Document section:

# Can You Drink Too Much Water?



## GD Women (Mar 5, 2007)

Do you know that a person can die from drinking water - too much water too fast. A a year or two ago the news reported a woman here in Calif. did die from water consumption. 
* Woman in water drinking contest dies*
Jan. 15: Sacramento Bee reporter Christina Jewett talks to MSNBC-TV's Contessa Brewer about the death of a woman who had competed in a radio station contest

*Can You Really Drink Too Much Water? *In a word, yes. Drinking too much water can lead to a condition known as water intoxication and to a related problem resulting from the dilution of sodium in the body, hyponatremia.
It's How Fast You Drink It
http://chemistry.about.com/cs/5/f/blwaterintox.htm

*Water intoxication* (also known as hyper-hydration or water poisoning) is a potentially fatal disturbance in brain functions that results when the normal balance of electrolytes in the body is pushed outside of safe limits by over-consumption of water.

Source data:
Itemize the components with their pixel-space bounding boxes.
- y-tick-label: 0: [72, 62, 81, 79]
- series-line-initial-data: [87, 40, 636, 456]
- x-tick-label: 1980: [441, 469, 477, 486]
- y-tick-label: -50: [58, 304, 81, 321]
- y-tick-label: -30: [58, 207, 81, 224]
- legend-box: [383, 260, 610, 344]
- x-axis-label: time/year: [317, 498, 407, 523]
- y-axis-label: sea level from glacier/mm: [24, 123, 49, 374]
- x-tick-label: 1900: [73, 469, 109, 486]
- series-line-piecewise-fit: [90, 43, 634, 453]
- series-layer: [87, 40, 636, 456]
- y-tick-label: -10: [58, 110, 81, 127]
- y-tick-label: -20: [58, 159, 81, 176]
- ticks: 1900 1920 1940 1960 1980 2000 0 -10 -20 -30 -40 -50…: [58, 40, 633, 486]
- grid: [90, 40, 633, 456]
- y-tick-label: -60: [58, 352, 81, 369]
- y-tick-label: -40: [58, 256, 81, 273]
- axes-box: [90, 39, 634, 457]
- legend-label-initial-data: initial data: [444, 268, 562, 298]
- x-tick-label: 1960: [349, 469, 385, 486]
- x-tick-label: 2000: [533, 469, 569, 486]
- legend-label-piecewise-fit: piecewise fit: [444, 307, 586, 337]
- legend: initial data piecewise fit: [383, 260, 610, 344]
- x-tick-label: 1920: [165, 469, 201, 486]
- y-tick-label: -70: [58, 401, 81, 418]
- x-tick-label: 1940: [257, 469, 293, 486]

Exercise requirements:
1. In the forum post about drinking too much water, what problem results from the dilution of sodium in the body?
2. Translate this sentence from the forum post about drinking too much water into Spanish: "Drinking too much water can lead to a condition known as water intoxication and to a related problem resulting from the dilution of sodium in the body, hyponatremia."
3. Write what comes next in the forum post about drinking too much water, picking up after its last sentence.

Response list:
1. Hyponatremia.

2. Beber demasiada agua puede provocar una afección conocida como intoxicación por agua y un problema relacionado que resulta de la dilución del sodio en el cuerpo, la hiponatremia.

3.
*Artist Andy Warhol *died from a cardiac arrhythmia. His family sued the hospital, claiming the arrhythmia was a result of water intoxication from being overloaded with fluids after routine gallbladder surgery. 
*Leah Betts* died on November 16, 1995 as the result of drinking too much water, though in the media her death was initially attributed to taking an ecstasy tablet at her 18th birthday party. 
*On September 12, 1999, US Air Force basic trainee Michael J. Schindler* died of heat stroke, severely complicated by water intoxication, two days after becoming seriously ill during a 5.8 mile march. The Air Force changed its recruit training procedures as a result. 
*On June 9, 2002, 4-year-old Cassandra Killpack of Springville, Utah* died as a result of water intoxication when her parents forcefully fed her as much as one gallon (3.8 liters) of water in a short period while she was being disciplined. Her parents, Richard and Jennette Killpack, were convicted in 2005 of child abuse homicide. 
*On October 12, 2002, 3-year-old Rosita Gonzalez of Hollywood, Florida* died of water intoxication when her babysitter Nancy Gayoso punished her by forcing her to drink three quarts (2.8 liters) of water in a four-hour period. Gayoso was charged and arrested for murder in the first degree on March 10, 2003. After being declared incompetent to stand trial in 2004 and 2005, Gayoso was found competent on March 26, 2007.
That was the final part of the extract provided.